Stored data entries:
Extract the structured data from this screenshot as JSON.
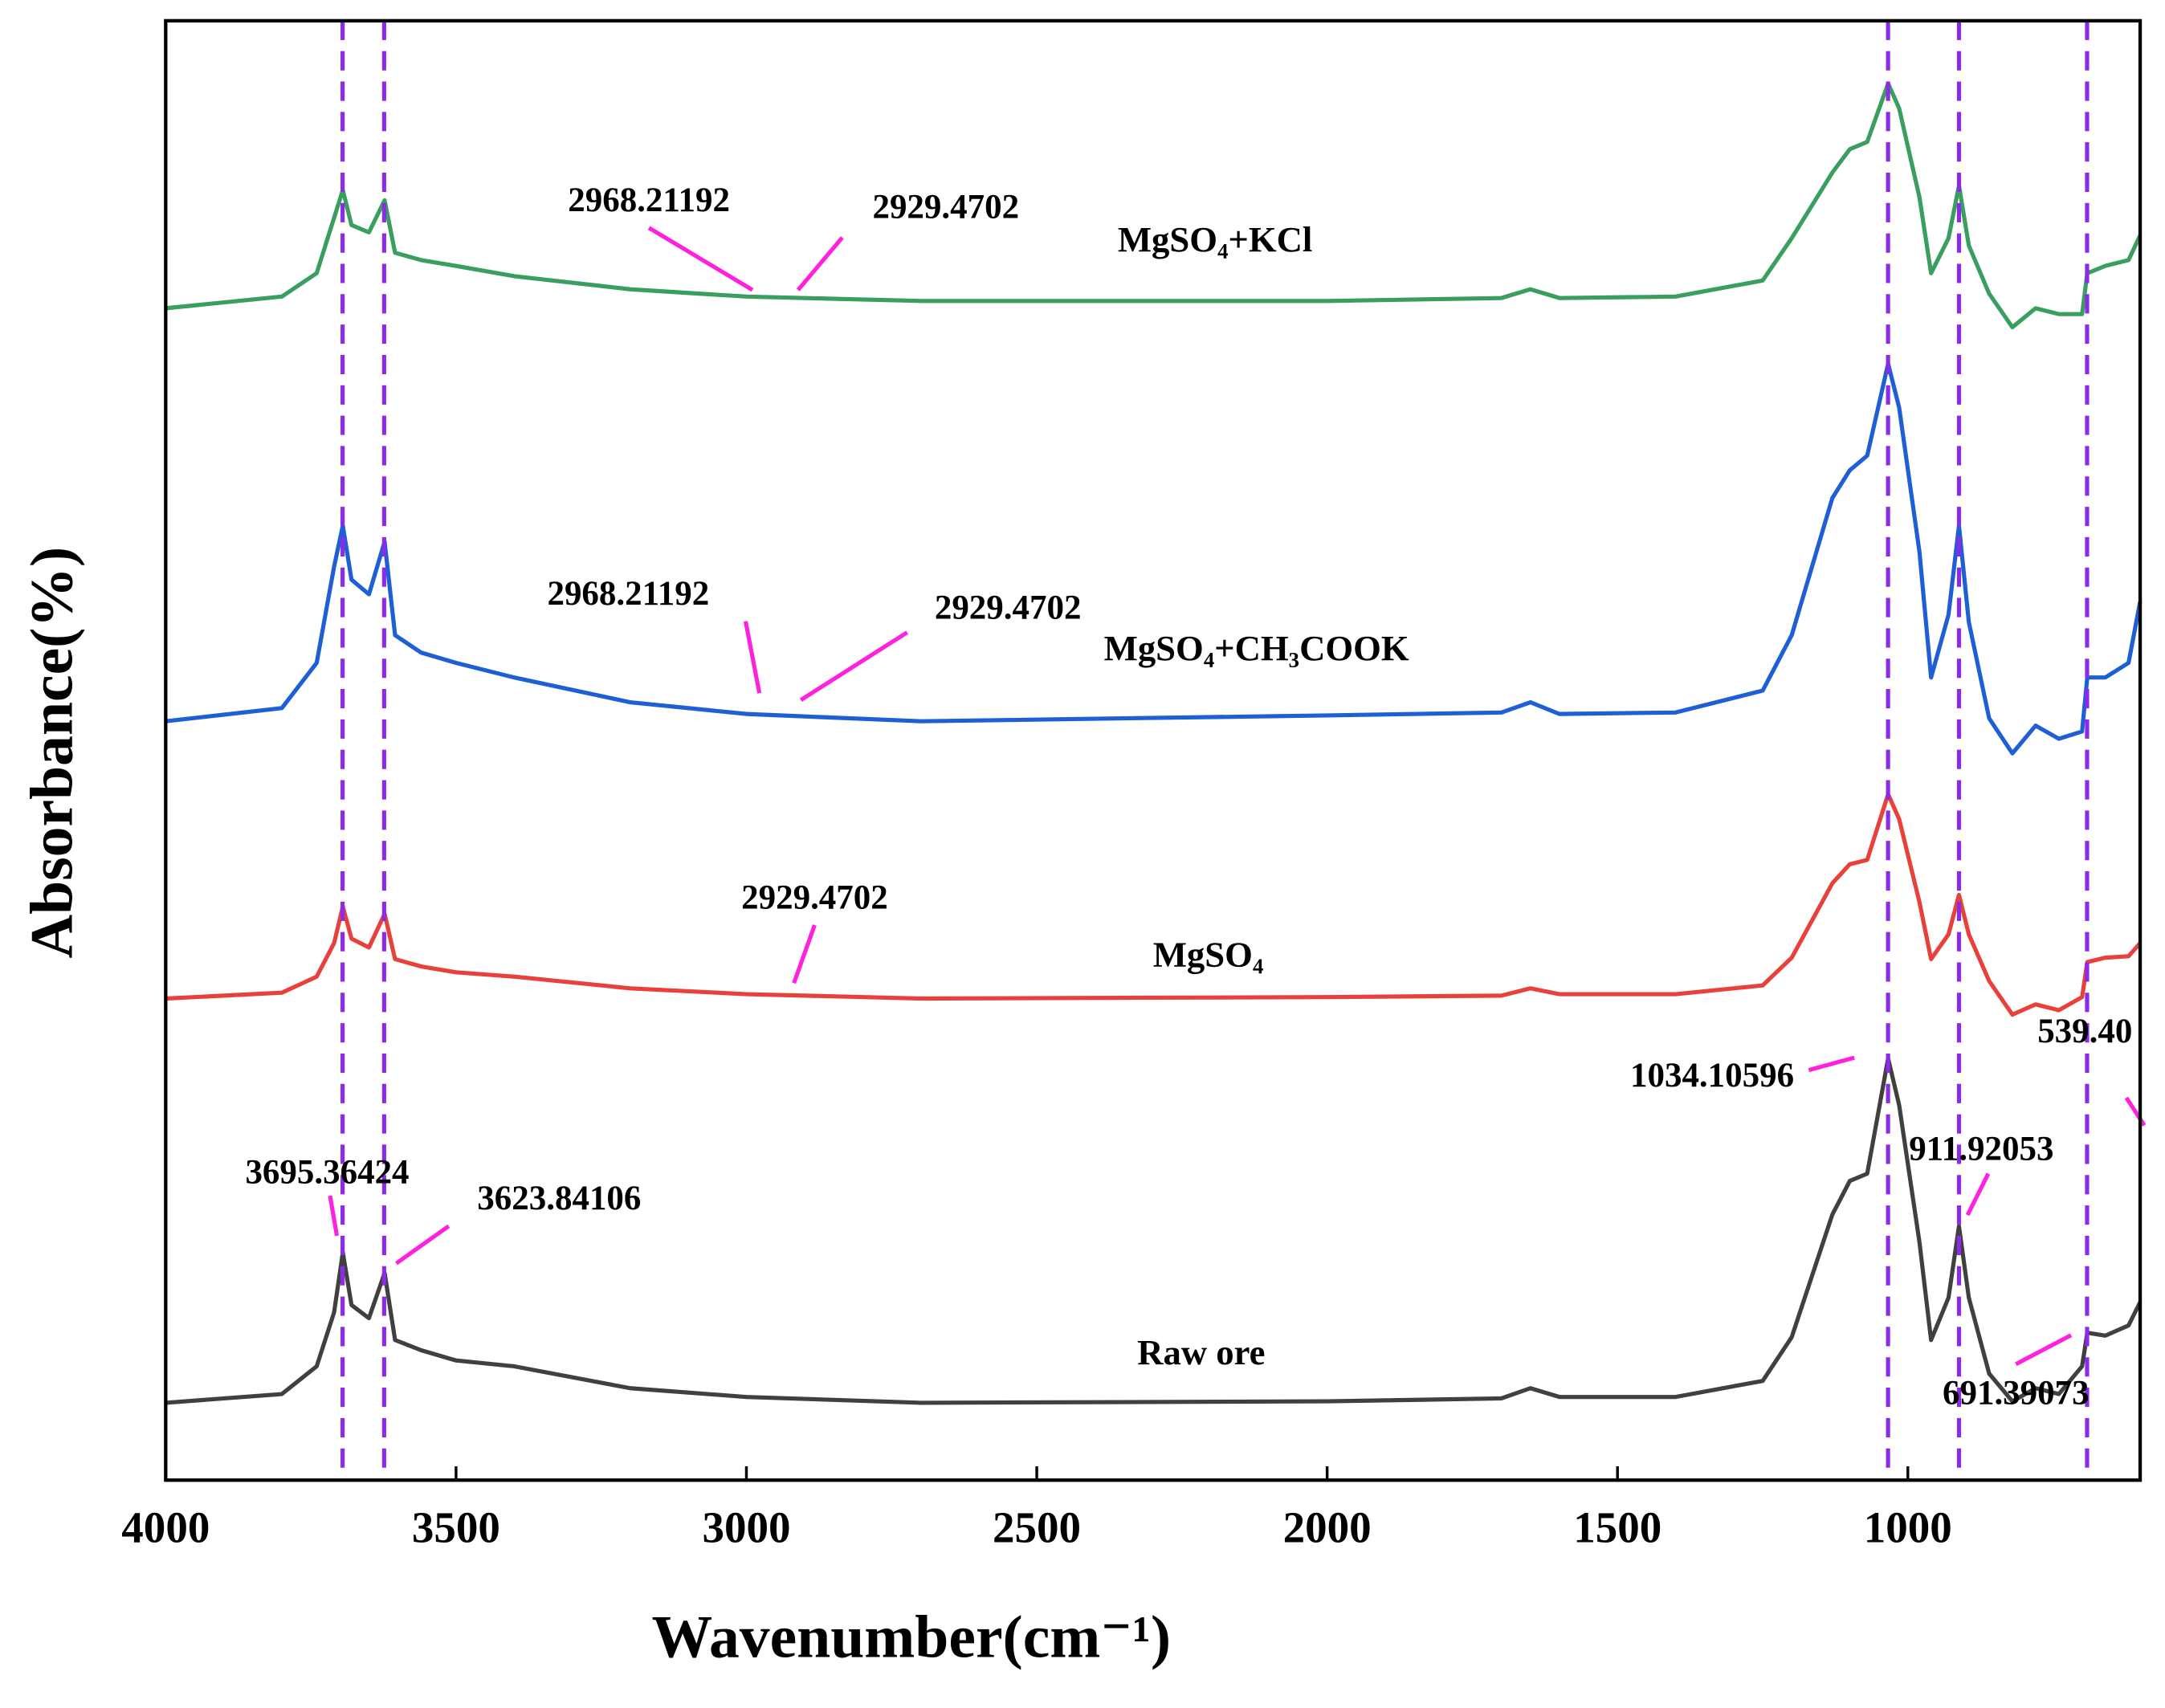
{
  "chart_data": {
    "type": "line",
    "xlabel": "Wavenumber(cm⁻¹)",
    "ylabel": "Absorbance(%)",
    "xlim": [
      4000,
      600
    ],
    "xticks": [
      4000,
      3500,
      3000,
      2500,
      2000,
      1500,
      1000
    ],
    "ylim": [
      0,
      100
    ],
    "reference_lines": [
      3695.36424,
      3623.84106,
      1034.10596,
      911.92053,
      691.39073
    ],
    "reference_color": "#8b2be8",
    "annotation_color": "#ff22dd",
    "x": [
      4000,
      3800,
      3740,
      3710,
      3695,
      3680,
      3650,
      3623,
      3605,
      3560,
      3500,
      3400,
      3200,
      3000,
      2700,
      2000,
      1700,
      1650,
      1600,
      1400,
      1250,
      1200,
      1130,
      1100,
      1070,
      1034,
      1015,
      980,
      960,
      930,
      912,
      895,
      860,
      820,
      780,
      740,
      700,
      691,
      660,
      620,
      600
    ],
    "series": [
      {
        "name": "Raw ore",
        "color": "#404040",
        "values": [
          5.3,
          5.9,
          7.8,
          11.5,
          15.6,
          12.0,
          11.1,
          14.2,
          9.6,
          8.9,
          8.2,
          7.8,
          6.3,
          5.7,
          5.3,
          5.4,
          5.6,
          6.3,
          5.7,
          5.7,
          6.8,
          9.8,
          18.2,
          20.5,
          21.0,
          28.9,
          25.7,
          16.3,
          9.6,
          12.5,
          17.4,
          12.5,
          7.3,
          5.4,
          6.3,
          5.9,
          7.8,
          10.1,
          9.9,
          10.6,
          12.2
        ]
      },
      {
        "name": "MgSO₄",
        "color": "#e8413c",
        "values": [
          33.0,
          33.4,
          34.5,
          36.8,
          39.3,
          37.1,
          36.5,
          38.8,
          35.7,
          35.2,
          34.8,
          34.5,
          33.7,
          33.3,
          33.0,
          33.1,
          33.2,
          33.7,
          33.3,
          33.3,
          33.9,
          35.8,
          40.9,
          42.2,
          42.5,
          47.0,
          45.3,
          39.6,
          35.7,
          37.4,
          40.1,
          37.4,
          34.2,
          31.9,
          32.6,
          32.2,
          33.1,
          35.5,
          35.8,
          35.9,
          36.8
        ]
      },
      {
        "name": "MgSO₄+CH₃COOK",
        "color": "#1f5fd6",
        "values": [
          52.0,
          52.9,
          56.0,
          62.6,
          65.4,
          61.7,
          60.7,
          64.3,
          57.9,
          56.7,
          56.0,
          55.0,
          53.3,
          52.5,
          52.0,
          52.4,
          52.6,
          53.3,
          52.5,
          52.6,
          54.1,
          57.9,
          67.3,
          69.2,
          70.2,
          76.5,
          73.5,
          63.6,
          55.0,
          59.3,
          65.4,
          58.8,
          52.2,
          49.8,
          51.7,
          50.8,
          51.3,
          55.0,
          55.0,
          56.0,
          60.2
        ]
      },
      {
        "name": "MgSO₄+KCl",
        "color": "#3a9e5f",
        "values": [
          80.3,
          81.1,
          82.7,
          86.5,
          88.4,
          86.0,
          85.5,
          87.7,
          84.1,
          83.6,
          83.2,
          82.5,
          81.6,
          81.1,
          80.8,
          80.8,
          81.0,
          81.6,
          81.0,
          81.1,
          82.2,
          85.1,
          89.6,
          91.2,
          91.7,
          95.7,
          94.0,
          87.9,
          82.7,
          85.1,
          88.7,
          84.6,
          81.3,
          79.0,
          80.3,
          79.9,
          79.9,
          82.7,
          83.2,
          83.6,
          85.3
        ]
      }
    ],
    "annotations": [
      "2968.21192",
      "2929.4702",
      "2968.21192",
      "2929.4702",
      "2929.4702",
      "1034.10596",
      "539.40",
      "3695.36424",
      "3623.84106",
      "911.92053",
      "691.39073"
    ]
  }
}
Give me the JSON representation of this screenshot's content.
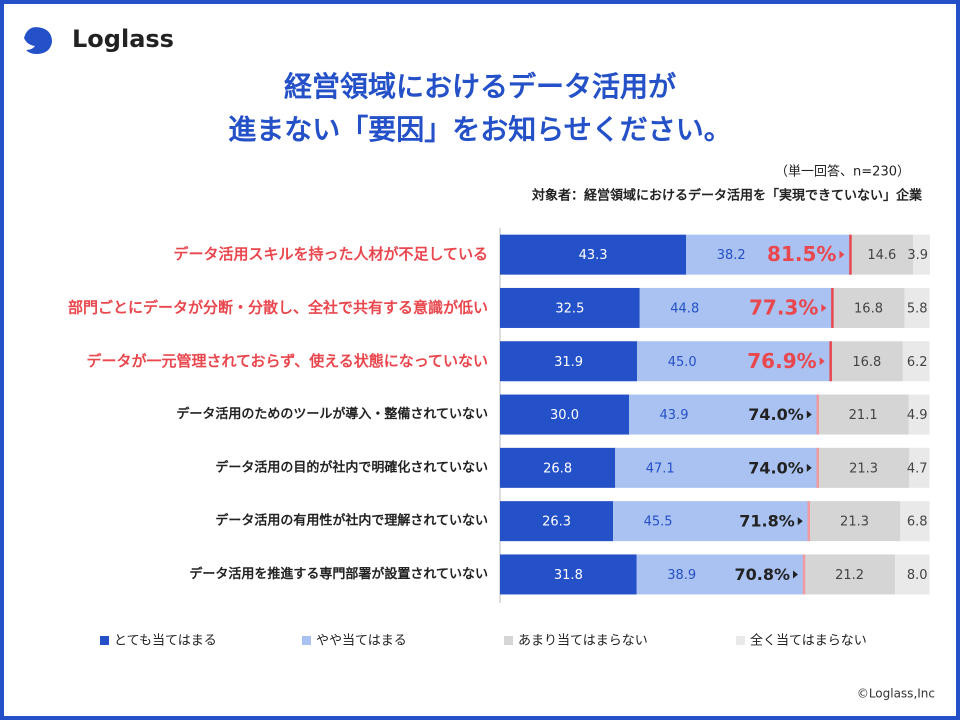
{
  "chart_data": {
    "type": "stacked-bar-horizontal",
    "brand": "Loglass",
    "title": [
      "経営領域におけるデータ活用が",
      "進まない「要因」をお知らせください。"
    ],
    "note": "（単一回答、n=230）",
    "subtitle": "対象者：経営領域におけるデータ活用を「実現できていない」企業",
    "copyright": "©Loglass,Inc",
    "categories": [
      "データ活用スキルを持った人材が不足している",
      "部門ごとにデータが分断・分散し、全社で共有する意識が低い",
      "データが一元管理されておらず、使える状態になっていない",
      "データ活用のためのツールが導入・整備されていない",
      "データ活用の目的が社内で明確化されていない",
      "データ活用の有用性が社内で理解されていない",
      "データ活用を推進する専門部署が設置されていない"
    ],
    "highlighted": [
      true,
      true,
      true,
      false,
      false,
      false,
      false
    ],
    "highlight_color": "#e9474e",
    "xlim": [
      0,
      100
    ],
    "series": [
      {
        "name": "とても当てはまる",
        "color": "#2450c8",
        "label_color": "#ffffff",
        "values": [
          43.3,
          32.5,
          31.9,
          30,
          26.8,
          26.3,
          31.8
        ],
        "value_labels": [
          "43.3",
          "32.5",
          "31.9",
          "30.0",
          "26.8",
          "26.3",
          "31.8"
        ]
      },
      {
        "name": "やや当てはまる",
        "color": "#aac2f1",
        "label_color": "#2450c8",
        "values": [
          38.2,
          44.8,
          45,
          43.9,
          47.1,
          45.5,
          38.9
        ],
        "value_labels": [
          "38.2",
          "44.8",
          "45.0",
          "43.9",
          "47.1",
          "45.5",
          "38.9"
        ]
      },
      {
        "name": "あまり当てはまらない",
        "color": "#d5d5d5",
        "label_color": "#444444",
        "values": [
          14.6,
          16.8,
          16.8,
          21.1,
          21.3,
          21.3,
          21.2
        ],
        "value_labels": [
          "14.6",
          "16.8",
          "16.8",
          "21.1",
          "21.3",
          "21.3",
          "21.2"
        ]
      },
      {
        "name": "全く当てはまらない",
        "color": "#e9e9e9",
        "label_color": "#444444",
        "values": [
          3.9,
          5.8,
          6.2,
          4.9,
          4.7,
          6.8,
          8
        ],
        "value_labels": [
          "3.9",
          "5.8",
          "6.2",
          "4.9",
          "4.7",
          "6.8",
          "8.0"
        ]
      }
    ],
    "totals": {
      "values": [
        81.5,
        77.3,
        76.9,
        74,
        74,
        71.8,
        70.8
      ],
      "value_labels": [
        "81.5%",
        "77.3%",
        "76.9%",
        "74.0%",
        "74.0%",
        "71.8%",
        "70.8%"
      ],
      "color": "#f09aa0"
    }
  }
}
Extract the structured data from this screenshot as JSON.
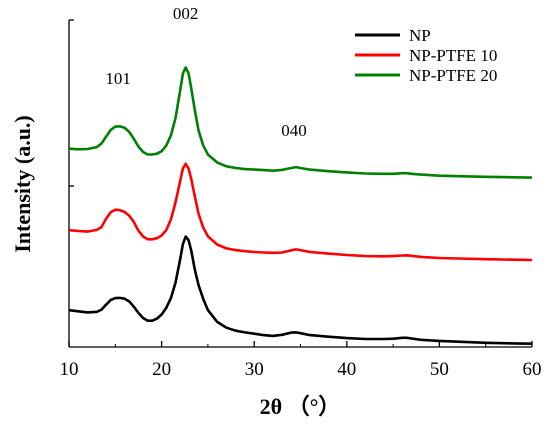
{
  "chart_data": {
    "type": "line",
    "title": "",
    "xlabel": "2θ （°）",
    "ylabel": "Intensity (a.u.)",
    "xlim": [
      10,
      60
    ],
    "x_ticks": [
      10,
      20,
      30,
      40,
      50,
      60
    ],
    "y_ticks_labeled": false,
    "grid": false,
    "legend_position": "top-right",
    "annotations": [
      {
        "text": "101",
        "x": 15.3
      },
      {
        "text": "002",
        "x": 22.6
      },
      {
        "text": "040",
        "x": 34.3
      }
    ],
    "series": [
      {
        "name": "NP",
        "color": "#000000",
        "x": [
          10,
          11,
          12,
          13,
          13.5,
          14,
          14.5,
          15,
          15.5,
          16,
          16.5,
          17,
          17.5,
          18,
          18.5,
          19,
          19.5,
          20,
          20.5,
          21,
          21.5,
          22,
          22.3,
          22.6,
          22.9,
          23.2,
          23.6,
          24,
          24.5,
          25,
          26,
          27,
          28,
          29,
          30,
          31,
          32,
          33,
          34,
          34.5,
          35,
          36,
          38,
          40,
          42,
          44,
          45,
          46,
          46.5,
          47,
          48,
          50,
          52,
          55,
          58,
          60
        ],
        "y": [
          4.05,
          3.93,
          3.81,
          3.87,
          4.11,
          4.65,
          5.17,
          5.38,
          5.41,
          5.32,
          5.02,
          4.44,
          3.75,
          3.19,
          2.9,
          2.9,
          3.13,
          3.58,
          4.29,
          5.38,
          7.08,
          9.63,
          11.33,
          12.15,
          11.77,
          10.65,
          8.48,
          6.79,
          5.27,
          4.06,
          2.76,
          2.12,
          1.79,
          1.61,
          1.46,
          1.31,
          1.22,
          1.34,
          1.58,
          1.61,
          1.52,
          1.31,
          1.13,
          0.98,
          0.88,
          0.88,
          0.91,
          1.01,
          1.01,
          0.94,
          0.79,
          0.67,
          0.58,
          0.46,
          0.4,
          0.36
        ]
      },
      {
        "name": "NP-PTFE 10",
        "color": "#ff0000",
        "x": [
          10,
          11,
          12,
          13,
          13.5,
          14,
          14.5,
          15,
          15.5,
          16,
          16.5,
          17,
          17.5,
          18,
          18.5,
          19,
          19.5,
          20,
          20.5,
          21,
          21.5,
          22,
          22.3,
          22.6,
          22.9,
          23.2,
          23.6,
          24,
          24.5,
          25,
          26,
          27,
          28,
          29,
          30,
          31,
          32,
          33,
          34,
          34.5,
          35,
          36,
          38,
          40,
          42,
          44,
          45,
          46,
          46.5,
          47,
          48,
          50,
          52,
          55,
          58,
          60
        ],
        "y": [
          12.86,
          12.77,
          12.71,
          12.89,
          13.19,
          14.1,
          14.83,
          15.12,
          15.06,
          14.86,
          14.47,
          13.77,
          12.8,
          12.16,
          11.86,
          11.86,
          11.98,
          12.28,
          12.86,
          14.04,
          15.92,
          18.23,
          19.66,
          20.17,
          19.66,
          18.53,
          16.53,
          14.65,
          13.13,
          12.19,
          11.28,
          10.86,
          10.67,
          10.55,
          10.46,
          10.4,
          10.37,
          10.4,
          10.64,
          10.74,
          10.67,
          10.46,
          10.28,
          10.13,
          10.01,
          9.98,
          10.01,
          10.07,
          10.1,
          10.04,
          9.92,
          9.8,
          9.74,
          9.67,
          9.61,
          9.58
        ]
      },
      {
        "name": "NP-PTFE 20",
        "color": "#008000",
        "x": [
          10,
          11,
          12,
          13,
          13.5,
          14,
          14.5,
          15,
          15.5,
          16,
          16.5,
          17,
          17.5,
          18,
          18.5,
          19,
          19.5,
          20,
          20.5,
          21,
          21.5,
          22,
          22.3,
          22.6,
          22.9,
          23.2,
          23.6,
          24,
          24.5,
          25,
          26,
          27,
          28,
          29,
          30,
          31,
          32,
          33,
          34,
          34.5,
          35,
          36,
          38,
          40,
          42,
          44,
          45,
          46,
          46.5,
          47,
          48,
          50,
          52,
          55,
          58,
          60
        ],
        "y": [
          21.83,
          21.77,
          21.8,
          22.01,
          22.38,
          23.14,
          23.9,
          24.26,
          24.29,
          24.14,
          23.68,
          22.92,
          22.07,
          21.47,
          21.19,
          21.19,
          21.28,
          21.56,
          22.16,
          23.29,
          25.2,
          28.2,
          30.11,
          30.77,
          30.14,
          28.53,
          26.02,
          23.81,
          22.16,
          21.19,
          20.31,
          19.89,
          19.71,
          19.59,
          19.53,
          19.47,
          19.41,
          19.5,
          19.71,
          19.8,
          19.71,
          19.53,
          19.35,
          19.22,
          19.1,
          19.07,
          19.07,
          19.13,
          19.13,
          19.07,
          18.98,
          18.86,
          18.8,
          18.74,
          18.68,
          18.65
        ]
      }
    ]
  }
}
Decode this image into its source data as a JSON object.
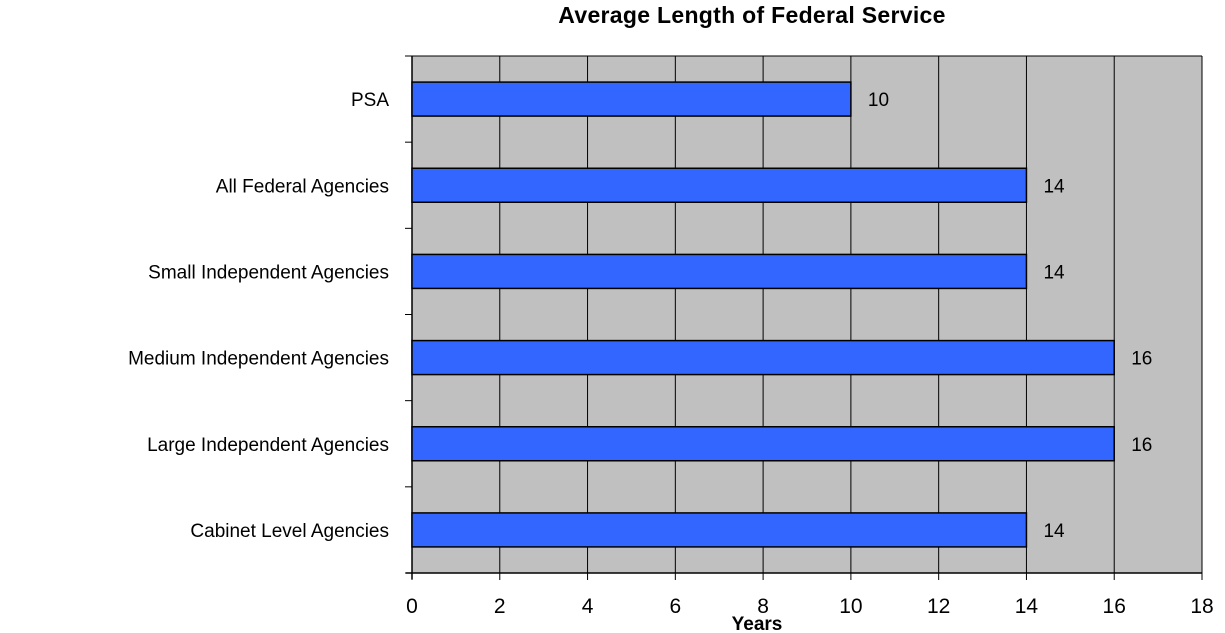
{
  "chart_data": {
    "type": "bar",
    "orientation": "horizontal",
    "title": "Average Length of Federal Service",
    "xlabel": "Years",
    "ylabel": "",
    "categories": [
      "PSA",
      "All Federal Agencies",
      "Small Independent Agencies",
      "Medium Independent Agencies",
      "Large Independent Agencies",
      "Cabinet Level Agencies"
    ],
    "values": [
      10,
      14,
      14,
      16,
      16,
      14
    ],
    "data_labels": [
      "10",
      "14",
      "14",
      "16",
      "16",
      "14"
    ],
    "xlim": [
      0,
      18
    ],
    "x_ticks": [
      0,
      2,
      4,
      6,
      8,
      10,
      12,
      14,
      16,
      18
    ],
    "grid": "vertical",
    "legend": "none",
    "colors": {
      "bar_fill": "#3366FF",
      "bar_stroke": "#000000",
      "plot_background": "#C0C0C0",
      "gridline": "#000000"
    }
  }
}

EXERCISE -
Using the listing above, pull out all lines that hold the word "name".

RESPONSE TO THE EXERCISE -
        "name": "Raw ore",
        "name": "MgSO₄",
        "name": "MgSO₄+CH₃COOK",
        "name": "MgSO₄+KCl",
        "name": "とても当てはまる",
        "name": "やや当てはまる",
        "name": "あまり当てはまらない",
        "name": "全く当てはまらない",
        "name": "NP",
        "name": "NP-PTFE 10",
        "name": "NP-PTFE 20",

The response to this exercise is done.